BEGIN RECORDS TO USE
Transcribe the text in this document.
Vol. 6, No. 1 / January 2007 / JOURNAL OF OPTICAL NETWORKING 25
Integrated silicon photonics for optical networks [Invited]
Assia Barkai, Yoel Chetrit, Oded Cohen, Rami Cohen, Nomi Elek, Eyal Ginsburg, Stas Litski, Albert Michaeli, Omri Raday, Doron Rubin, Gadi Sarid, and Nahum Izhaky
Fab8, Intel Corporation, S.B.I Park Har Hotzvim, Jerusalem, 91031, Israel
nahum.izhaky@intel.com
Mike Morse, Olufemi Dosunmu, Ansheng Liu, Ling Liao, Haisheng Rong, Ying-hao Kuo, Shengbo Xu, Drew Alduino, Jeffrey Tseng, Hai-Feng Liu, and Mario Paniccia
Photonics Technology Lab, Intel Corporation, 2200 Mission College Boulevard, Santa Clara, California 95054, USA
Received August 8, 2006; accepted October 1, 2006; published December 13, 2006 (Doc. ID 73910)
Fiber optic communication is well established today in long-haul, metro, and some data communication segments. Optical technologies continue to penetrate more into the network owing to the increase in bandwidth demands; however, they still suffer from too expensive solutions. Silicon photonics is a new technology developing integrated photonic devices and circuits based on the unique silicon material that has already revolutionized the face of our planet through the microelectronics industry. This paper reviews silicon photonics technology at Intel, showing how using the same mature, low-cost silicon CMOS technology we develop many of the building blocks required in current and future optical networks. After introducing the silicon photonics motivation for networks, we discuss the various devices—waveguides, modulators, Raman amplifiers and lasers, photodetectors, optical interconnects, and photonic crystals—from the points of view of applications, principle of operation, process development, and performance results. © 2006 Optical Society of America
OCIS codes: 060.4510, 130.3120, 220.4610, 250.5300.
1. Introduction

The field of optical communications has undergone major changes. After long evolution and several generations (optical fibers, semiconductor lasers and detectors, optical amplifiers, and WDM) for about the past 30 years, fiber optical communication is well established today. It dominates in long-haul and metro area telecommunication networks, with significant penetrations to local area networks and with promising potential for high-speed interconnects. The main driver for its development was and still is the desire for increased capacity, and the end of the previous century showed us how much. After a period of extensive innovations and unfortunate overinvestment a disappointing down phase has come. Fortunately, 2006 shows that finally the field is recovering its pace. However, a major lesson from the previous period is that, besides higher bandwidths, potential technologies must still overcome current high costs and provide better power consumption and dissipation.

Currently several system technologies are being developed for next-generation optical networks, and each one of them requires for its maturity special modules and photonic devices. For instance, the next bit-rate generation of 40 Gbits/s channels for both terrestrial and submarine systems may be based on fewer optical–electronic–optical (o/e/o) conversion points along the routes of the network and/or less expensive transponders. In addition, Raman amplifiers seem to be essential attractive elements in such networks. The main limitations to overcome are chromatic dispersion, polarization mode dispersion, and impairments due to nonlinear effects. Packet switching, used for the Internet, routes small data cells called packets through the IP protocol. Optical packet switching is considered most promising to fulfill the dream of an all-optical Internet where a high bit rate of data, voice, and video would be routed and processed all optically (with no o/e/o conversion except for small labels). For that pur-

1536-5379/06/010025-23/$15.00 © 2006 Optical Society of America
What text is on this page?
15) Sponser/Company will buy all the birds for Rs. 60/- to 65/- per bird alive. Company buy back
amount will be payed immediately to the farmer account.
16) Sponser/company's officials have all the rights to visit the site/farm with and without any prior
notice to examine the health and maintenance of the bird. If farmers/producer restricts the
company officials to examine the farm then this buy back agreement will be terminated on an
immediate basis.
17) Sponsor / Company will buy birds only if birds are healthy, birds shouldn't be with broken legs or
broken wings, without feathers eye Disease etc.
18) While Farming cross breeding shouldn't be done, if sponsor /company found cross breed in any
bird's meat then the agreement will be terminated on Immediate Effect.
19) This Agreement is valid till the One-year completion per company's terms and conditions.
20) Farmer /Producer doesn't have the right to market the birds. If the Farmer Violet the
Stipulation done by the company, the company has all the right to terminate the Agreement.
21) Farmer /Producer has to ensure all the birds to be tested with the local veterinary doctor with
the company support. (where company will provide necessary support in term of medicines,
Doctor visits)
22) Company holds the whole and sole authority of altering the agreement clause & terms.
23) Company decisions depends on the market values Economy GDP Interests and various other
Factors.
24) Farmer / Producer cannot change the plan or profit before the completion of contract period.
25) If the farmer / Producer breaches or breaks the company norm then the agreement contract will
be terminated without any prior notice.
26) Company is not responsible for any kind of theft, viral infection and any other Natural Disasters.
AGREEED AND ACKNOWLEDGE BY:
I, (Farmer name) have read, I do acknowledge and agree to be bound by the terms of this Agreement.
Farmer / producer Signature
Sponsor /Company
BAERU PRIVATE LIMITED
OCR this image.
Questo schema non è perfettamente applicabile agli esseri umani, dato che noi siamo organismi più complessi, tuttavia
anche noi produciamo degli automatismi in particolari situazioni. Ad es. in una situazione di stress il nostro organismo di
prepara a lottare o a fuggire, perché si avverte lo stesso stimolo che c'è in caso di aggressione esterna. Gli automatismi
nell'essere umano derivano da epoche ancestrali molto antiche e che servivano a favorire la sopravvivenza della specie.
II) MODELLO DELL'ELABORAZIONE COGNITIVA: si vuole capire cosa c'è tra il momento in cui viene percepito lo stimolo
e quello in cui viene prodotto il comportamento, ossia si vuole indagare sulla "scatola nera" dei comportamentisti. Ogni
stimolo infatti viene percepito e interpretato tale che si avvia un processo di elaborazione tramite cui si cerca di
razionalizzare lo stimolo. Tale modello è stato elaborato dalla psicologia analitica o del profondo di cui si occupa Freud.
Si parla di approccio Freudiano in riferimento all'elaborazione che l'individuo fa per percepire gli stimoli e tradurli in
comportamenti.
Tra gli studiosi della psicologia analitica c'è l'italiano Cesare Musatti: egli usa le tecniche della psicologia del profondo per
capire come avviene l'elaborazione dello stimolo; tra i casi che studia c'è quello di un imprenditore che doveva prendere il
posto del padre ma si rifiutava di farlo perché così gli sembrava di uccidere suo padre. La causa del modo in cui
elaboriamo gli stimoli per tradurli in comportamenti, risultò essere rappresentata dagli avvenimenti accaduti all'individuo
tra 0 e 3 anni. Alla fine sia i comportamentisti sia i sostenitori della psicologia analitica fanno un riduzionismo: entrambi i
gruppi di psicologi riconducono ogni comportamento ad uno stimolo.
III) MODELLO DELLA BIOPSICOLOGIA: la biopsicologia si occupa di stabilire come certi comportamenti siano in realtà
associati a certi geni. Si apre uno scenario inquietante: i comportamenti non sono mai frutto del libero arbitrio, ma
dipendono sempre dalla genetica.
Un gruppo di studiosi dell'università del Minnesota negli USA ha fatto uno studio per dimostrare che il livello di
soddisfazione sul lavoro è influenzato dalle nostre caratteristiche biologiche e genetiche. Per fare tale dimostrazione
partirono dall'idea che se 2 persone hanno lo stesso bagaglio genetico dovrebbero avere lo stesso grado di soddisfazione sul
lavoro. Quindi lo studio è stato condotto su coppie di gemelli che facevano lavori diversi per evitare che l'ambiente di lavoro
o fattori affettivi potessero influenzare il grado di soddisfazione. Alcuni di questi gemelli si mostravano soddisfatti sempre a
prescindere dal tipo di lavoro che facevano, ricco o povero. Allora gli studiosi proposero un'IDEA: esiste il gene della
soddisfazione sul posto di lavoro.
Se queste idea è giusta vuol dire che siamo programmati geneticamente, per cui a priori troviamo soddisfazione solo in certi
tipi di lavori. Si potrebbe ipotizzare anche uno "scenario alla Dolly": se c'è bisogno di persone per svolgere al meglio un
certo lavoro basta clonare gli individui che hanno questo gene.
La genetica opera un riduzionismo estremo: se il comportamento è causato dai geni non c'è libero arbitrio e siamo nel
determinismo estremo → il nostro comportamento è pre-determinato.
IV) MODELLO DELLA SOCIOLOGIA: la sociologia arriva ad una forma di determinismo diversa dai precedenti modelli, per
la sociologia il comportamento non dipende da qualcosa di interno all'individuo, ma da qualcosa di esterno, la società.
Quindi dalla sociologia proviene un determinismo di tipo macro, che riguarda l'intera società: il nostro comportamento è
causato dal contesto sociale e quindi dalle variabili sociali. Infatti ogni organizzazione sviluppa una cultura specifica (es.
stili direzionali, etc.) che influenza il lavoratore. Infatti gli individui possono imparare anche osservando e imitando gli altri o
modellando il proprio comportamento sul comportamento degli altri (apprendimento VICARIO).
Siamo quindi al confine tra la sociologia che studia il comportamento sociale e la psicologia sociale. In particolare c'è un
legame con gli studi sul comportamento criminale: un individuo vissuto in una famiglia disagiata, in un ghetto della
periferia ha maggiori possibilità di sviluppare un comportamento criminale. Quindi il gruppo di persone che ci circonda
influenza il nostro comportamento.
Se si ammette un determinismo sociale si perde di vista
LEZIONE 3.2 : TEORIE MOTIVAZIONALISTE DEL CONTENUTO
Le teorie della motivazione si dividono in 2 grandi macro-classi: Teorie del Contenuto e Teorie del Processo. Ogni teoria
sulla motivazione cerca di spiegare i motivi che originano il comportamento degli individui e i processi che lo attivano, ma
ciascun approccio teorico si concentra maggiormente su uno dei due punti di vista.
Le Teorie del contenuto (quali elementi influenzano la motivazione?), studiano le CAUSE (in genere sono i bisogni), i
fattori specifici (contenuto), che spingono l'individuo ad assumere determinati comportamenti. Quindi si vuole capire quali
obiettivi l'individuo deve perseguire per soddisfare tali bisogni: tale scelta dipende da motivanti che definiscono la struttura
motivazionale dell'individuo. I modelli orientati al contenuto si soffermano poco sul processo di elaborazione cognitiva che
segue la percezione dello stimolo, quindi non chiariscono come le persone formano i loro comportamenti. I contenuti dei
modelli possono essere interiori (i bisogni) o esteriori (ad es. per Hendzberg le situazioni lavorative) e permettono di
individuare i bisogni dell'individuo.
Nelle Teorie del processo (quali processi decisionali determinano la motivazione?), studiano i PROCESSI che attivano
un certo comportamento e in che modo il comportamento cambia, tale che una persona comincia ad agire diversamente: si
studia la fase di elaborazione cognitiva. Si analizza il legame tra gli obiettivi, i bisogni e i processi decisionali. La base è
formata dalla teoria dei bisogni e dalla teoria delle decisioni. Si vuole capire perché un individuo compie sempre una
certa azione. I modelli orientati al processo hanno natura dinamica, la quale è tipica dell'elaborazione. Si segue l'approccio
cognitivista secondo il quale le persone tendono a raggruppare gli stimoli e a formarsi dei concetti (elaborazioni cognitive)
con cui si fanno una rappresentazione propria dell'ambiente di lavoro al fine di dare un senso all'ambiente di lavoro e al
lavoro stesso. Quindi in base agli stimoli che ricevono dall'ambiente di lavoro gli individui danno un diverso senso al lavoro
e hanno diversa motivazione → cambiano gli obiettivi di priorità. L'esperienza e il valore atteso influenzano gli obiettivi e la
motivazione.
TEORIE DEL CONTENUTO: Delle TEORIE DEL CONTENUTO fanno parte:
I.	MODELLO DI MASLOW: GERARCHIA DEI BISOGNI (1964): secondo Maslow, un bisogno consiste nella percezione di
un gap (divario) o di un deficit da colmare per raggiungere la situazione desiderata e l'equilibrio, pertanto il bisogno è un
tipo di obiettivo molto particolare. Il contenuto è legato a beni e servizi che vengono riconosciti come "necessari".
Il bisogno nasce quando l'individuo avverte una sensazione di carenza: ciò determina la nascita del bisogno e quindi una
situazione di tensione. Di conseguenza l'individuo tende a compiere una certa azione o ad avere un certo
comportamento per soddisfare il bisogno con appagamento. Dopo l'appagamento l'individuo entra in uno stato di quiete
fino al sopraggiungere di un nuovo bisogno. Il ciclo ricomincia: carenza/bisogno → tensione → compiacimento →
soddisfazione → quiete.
END RECORDS TO USE
■ **PROBLEM**
List each line of the records that holds the string "particolare".

■ **RESULT BELOW**
Siamo quindi al confine tra la sociologia che studia il comportamento sociale e la psicologia sociale. In particolare c'è un
tipo di obiettivo molto particolare. Il contenuto è legato a beni e servizi che vengono riconosciti come "necessari".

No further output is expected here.